⟨

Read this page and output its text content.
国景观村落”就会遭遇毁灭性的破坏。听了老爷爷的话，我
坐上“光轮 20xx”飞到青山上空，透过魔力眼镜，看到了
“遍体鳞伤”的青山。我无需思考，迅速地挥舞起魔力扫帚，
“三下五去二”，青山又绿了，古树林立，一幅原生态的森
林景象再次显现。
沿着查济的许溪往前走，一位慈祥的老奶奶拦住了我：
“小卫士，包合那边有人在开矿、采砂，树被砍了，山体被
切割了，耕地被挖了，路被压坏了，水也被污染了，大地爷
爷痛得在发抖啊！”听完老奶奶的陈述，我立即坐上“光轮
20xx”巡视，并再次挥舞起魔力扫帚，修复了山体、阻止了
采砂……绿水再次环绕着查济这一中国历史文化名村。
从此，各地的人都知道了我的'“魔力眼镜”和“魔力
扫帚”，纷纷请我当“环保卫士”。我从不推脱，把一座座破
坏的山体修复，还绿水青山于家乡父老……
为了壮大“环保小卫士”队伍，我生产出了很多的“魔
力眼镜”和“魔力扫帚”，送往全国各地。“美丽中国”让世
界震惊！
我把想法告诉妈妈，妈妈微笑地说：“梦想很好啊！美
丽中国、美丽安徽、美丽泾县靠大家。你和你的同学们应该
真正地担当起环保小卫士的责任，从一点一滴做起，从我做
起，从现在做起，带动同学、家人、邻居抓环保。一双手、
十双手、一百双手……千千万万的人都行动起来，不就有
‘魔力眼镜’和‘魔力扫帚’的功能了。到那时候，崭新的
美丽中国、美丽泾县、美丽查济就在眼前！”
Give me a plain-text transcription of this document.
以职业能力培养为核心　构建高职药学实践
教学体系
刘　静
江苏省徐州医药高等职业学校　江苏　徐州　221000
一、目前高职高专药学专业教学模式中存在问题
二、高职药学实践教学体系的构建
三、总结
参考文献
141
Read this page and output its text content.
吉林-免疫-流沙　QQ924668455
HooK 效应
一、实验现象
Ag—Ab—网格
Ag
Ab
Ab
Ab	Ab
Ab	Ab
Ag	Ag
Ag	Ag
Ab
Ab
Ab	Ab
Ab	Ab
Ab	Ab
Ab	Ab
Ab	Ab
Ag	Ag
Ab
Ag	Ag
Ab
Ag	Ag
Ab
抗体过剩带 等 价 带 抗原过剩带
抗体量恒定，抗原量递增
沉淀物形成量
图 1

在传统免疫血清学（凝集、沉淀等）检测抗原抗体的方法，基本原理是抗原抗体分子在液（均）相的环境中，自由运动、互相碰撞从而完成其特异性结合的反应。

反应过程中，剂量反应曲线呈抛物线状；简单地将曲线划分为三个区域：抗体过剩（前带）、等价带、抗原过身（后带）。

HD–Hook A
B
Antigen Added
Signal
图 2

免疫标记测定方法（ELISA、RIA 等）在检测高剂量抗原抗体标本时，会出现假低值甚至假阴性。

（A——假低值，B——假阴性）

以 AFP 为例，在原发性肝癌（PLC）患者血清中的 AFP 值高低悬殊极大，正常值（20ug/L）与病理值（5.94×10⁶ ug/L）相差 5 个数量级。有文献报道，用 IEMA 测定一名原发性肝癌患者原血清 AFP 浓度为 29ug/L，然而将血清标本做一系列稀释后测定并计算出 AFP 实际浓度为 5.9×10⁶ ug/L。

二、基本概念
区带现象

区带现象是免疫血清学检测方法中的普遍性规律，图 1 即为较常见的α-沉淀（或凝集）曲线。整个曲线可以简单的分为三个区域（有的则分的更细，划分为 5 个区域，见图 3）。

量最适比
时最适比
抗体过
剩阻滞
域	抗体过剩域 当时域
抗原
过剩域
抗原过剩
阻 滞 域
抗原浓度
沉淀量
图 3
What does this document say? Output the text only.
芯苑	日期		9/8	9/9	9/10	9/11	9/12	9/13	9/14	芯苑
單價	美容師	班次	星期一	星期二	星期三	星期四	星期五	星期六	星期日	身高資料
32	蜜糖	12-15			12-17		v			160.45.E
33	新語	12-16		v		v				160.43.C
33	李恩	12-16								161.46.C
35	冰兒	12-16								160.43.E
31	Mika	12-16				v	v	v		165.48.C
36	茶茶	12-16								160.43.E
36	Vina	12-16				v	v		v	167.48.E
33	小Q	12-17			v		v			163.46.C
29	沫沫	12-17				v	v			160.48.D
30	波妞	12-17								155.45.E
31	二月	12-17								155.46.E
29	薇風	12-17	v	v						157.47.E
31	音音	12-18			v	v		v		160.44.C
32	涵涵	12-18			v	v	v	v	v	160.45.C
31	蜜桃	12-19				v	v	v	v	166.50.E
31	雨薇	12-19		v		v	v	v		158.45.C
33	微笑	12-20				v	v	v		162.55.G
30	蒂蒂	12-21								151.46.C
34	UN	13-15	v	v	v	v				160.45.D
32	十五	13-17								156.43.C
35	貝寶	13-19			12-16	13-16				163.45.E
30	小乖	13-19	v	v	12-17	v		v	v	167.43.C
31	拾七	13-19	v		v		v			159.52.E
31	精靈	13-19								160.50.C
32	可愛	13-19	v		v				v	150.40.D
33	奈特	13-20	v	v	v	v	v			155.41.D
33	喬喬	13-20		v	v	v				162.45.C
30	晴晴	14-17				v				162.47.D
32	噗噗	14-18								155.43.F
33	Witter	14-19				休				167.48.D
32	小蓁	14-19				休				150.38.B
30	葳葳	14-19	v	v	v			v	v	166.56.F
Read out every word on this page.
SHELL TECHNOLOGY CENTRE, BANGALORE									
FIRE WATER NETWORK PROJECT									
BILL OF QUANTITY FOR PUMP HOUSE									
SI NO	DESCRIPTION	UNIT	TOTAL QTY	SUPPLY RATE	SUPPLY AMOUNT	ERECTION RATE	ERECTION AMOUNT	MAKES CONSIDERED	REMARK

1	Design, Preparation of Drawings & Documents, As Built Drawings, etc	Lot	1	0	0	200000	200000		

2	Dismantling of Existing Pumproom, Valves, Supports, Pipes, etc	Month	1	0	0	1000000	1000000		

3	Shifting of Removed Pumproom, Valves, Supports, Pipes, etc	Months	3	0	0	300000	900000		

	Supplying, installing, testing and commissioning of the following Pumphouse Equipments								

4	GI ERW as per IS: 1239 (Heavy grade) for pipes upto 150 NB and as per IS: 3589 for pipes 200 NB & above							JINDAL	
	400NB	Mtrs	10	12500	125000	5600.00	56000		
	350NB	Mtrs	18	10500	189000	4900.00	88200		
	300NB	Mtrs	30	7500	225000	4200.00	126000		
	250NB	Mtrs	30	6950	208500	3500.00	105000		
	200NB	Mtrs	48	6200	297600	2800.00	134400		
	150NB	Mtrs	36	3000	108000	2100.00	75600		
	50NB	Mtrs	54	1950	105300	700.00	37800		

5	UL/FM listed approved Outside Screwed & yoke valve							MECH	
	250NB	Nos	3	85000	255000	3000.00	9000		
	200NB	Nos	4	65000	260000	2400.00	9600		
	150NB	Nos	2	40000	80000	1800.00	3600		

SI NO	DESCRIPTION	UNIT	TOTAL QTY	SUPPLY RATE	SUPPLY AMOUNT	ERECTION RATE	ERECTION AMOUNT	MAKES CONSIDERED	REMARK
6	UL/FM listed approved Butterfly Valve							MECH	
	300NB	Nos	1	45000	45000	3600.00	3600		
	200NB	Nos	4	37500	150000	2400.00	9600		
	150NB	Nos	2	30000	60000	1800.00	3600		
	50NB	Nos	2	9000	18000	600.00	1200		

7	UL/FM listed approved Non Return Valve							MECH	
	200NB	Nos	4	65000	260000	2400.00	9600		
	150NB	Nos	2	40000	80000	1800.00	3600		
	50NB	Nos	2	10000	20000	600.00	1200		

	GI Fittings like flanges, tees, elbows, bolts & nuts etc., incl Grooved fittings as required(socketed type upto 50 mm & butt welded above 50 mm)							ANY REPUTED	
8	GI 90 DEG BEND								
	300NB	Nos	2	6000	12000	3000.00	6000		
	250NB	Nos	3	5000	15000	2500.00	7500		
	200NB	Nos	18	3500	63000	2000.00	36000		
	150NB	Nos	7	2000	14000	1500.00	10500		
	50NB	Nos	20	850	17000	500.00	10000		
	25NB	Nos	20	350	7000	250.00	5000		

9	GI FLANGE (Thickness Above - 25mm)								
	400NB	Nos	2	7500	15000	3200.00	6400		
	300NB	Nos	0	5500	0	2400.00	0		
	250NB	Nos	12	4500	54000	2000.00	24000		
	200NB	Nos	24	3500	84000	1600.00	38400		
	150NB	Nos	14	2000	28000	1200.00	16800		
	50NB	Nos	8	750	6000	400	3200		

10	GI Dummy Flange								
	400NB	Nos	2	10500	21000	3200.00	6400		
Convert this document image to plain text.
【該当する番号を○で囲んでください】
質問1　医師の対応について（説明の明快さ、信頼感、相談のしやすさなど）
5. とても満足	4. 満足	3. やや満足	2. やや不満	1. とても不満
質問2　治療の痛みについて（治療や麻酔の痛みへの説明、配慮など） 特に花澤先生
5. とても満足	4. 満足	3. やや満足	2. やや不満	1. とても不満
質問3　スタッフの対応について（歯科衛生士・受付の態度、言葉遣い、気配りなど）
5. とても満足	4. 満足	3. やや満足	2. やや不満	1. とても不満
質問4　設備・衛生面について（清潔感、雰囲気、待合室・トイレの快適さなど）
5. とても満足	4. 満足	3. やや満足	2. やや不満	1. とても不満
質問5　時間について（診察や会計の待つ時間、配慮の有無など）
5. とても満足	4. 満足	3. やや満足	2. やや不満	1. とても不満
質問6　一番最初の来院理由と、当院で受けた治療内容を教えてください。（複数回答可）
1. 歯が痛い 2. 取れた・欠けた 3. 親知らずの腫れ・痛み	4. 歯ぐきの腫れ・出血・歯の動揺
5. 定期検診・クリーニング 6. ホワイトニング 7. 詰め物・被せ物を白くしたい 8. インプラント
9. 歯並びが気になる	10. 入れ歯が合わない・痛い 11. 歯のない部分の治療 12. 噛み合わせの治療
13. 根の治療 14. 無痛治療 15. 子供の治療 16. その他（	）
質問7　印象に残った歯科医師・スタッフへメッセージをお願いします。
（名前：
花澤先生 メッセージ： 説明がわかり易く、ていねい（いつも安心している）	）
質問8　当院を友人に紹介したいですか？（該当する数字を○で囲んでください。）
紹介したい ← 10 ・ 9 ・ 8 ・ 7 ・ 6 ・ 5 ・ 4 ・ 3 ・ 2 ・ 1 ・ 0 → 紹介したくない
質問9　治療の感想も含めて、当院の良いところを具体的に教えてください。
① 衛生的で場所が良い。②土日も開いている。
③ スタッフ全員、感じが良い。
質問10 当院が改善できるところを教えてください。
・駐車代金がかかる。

⟩

» **PROBLEM TO SOLVE**:
Copy all lines from the material that contain "MECH".

» **EXERCISE RESULT**:
5	UL/FM listed approved Outside Screwed & yoke valve							MECH	
6	UL/FM listed approved Butterfly Valve							MECH	
7	UL/FM listed approved Non Return Valve							MECH	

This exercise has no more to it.